*** Entries supplied ***

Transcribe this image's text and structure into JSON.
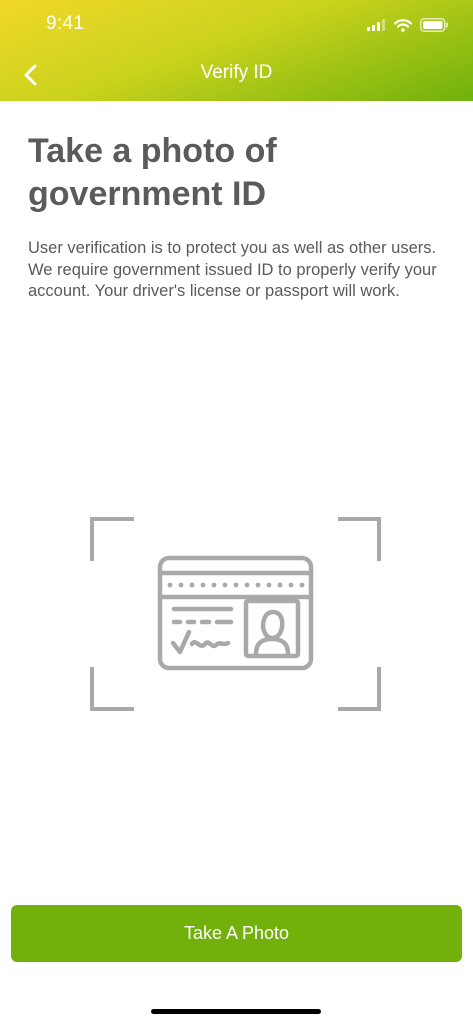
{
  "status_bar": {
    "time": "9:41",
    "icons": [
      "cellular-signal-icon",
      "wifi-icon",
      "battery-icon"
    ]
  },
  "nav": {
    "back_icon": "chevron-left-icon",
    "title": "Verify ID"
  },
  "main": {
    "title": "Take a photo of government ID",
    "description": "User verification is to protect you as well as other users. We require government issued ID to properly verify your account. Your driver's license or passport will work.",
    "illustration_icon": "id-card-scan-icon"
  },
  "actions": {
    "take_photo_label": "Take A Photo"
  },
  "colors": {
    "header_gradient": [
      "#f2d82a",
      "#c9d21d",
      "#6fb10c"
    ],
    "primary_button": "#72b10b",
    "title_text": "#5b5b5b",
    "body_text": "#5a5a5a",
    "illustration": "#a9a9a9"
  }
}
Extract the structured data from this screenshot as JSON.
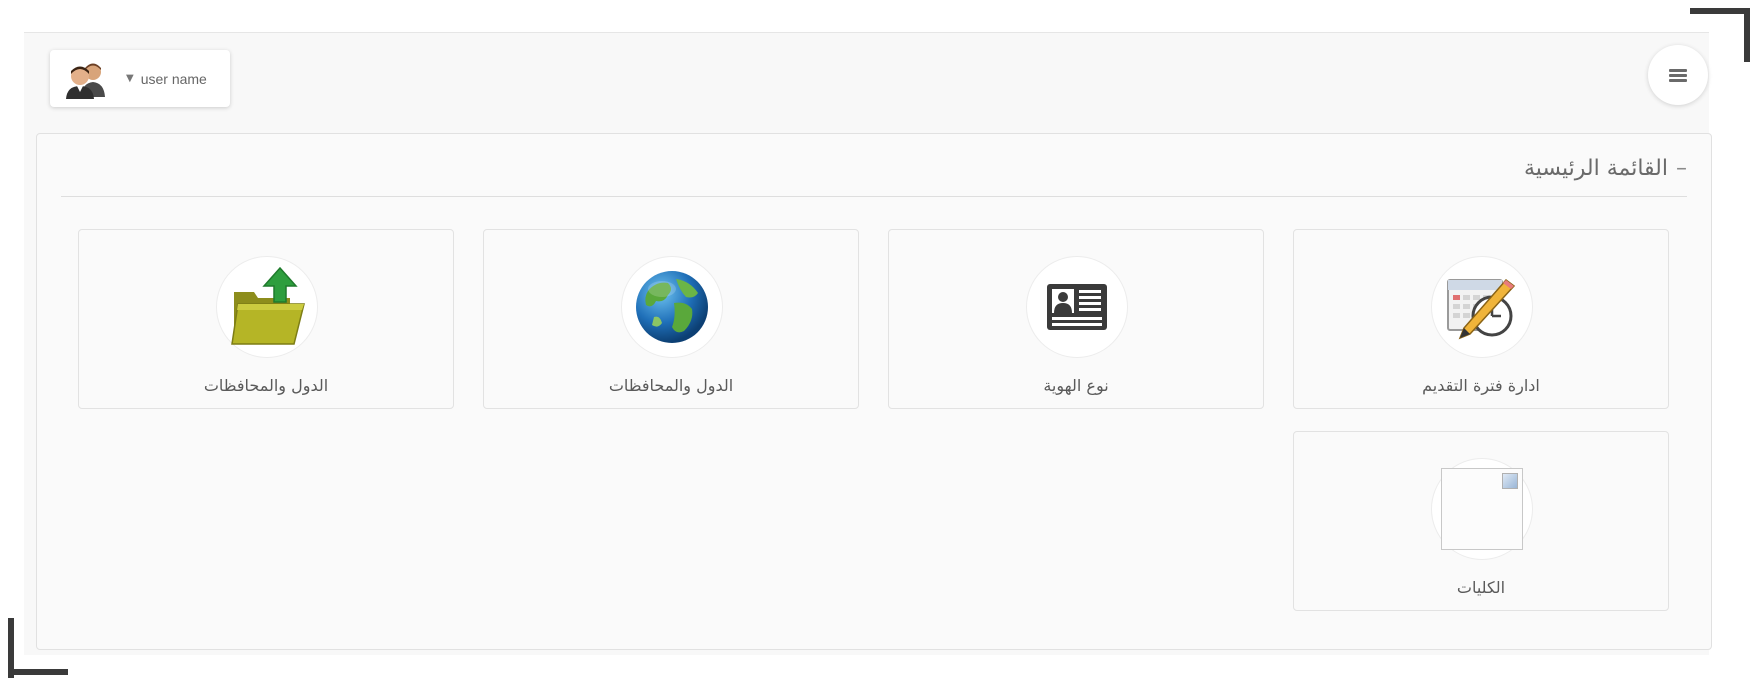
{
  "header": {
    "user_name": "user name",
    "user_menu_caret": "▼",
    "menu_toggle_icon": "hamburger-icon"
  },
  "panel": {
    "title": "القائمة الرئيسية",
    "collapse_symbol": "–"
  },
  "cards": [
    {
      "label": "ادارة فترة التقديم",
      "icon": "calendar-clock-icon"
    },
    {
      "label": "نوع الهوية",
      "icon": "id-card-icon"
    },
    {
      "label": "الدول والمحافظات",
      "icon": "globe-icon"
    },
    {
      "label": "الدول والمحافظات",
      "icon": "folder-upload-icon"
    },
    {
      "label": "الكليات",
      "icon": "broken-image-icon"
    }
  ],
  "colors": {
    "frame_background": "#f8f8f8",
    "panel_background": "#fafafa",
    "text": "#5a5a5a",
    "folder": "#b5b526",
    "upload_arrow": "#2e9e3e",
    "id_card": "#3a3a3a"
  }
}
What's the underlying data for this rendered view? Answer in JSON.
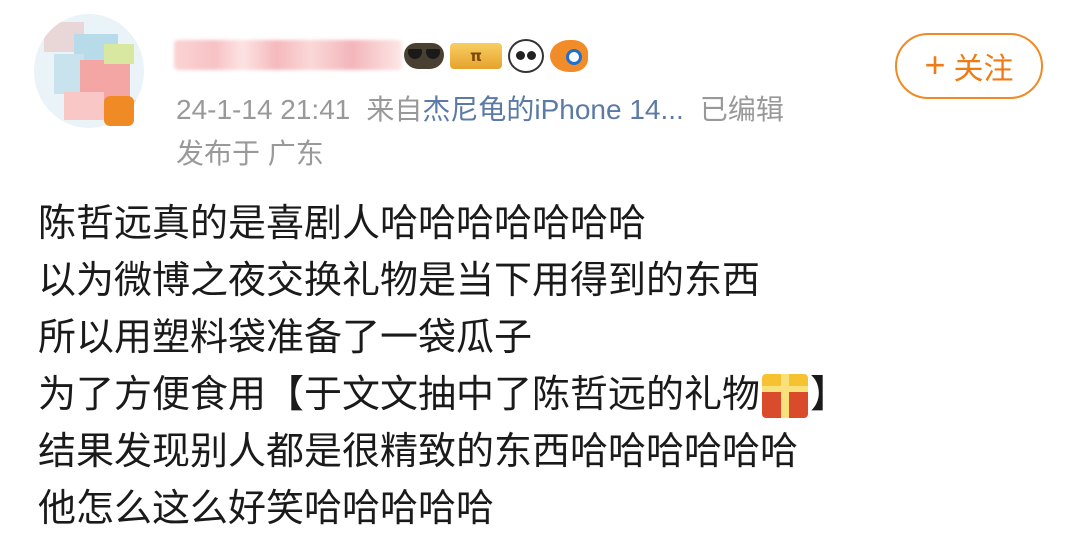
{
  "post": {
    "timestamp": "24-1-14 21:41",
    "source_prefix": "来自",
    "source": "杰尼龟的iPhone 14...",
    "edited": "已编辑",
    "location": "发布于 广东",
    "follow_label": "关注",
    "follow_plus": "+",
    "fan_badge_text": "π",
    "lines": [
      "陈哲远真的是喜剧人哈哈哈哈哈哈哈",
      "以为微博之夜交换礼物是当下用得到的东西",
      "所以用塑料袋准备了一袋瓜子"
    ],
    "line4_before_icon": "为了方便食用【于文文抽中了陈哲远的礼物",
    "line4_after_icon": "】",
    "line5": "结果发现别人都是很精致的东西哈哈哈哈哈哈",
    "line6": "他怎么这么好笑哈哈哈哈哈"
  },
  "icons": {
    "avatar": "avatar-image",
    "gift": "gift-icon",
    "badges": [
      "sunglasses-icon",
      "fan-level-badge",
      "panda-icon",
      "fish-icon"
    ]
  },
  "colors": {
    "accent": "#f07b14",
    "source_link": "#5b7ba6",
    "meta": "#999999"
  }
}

***

Exclude the pictures and transcribe all of the entries exactly.

Transcribe this image's text and structure into JSON.
{
  "status_bar": {
    "time": "9:41",
    "icons": [
      "cellular-signal-icon",
      "wifi-icon",
      "battery-icon"
    ]
  },
  "nav": {
    "back_icon": "chevron-left-icon",
    "title": "Verify ID"
  },
  "main": {
    "title": "Take a photo of government ID",
    "description": "User verification is to protect you as well as other users. We require government issued ID to properly verify your account. Your driver's license or passport will work.",
    "illustration_icon": "id-card-scan-icon"
  },
  "actions": {
    "take_photo_label": "Take A Photo"
  },
  "colors": {
    "header_gradient": [
      "#f2d82a",
      "#c9d21d",
      "#6fb10c"
    ],
    "primary_button": "#72b10b",
    "title_text": "#5b5b5b",
    "body_text": "#5a5a5a",
    "illustration": "#a9a9a9"
  }
}
Extract the structured data from this screenshot as JSON.
{
  "header": {
    "user_name": "user name",
    "user_menu_caret": "▼",
    "menu_toggle_icon": "hamburger-icon"
  },
  "panel": {
    "title": "القائمة الرئيسية",
    "collapse_symbol": "–"
  },
  "cards": [
    {
      "label": "ادارة فترة التقديم",
      "icon": "calendar-clock-icon"
    },
    {
      "label": "نوع الهوية",
      "icon": "id-card-icon"
    },
    {
      "label": "الدول والمحافظات",
      "icon": "globe-icon"
    },
    {
      "label": "الدول والمحافظات",
      "icon": "folder-upload-icon"
    },
    {
      "label": "الكليات",
      "icon": "broken-image-icon"
    }
  ],
  "colors": {
    "frame_background": "#f8f8f8",
    "panel_background": "#fafafa",
    "text": "#5a5a5a",
    "folder": "#b5b526",
    "upload_arrow": "#2e9e3e",
    "id_card": "#3a3a3a"
  }
}
What's the underlying data for this rendered view? Answer in JSON.
{
  "post": {
    "timestamp": "24-1-14 21:41",
    "source_prefix": "来自",
    "source": "杰尼龟的iPhone 14...",
    "edited": "已编辑",
    "location": "发布于 广东",
    "follow_label": "关注",
    "follow_plus": "+",
    "fan_badge_text": "π",
    "lines": [
      "陈哲远真的是喜剧人哈哈哈哈哈哈哈",
      "以为微博之夜交换礼物是当下用得到的东西",
      "所以用塑料袋准备了一袋瓜子"
    ],
    "line4_before_icon": "为了方便食用【于文文抽中了陈哲远的礼物",
    "line4_after_icon": "】",
    "line5": "结果发现别人都是很精致的东西哈哈哈哈哈哈",
    "line6": "他怎么这么好笑哈哈哈哈哈"
  },
  "icons": {
    "avatar": "avatar-image",
    "gift": "gift-icon",
    "badges": [
      "sunglasses-icon",
      "fan-level-badge",
      "panda-icon",
      "fish-icon"
    ]
  },
  "colors": {
    "accent": "#f07b14",
    "source_link": "#5b7ba6",
    "meta": "#999999"
  }
}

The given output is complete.